* [REQUIRED TASK]: Copy each line below exactly and leave the pictures out.

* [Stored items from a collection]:

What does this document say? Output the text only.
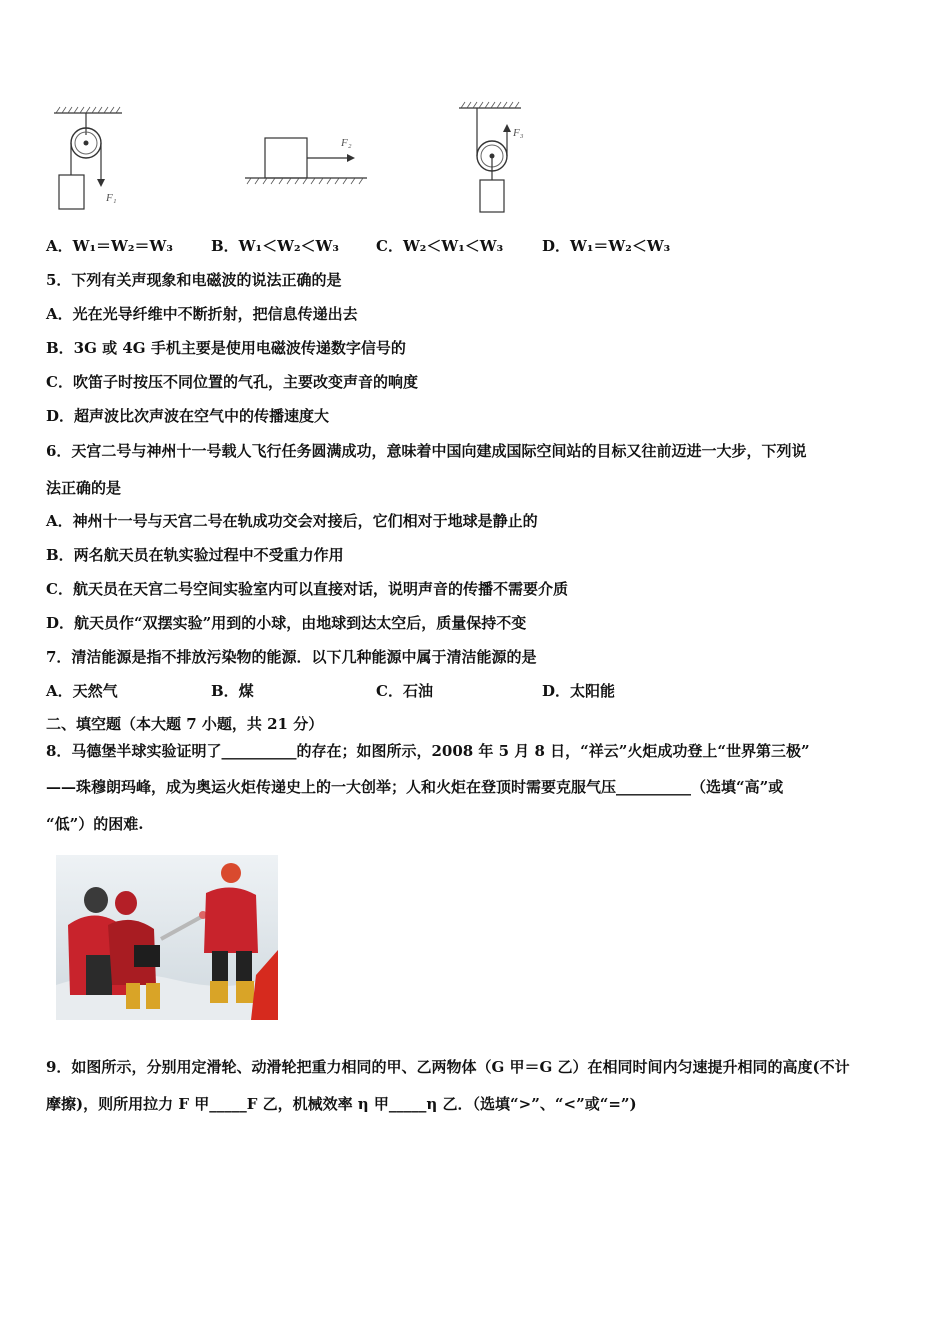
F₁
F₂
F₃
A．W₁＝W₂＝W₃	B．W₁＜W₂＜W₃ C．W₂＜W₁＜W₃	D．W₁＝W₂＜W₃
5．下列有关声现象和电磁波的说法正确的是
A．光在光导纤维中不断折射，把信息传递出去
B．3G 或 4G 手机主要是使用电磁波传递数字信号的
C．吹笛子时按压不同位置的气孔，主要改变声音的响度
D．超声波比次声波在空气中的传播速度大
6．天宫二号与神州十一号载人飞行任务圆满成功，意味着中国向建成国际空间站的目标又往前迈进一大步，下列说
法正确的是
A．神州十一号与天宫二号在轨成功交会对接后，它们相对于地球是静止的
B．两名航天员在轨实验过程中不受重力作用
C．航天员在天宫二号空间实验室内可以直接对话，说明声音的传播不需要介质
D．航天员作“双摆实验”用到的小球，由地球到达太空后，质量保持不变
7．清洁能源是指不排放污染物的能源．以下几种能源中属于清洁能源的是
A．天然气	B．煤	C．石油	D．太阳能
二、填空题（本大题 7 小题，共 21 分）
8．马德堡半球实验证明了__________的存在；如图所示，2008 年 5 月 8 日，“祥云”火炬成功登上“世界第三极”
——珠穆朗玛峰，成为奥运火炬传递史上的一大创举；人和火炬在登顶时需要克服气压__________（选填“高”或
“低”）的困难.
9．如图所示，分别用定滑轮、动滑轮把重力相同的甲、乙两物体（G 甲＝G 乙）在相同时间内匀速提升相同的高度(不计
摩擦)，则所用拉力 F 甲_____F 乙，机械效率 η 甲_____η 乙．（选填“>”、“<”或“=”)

* [TASK SOLUTION]:
What does this document say? Output the text only.
F₁
F₂
F₃
A．W₁＝W₂＝W₃	B．W₁＜W₂＜W₃ C．W₂＜W₁＜W₃	D．W₁＝W₂＜W₃
5．下列有关声现象和电磁波的说法正确的是
A．光在光导纤维中不断折射，把信息传递出去
B．3G 或 4G 手机主要是使用电磁波传递数字信号的
C．吹笛子时按压不同位置的气孔，主要改变声音的响度
D．超声波比次声波在空气中的传播速度大
6．天宫二号与神州十一号载人飞行任务圆满成功，意味着中国向建成国际空间站的目标又往前迈进一大步，下列说
法正确的是
A．神州十一号与天宫二号在轨成功交会对接后，它们相对于地球是静止的
B．两名航天员在轨实验过程中不受重力作用
C．航天员在天宫二号空间实验室内可以直接对话，说明声音的传播不需要介质
D．航天员作“双摆实验”用到的小球，由地球到达太空后，质量保持不变
7．清洁能源是指不排放污染物的能源．以下几种能源中属于清洁能源的是
A．天然气	B．煤	C．石油	D．太阳能
二、填空题（本大题 7 小题，共 21 分）
8．马德堡半球实验证明了__________的存在；如图所示，2008 年 5 月 8 日，“祥云”火炬成功登上“世界第三极”
——珠穆朗玛峰，成为奥运火炬传递史上的一大创举；人和火炬在登顶时需要克服气压__________（选填“高”或
“低”）的困难.
9．如图所示，分别用定滑轮、动滑轮把重力相同的甲、乙两物体（G 甲＝G 乙）在相同时间内匀速提升相同的高度(不计
摩擦)，则所用拉力 F 甲_____F 乙，机械效率 η 甲_____η 乙．（选填“>”、“<”或“=”)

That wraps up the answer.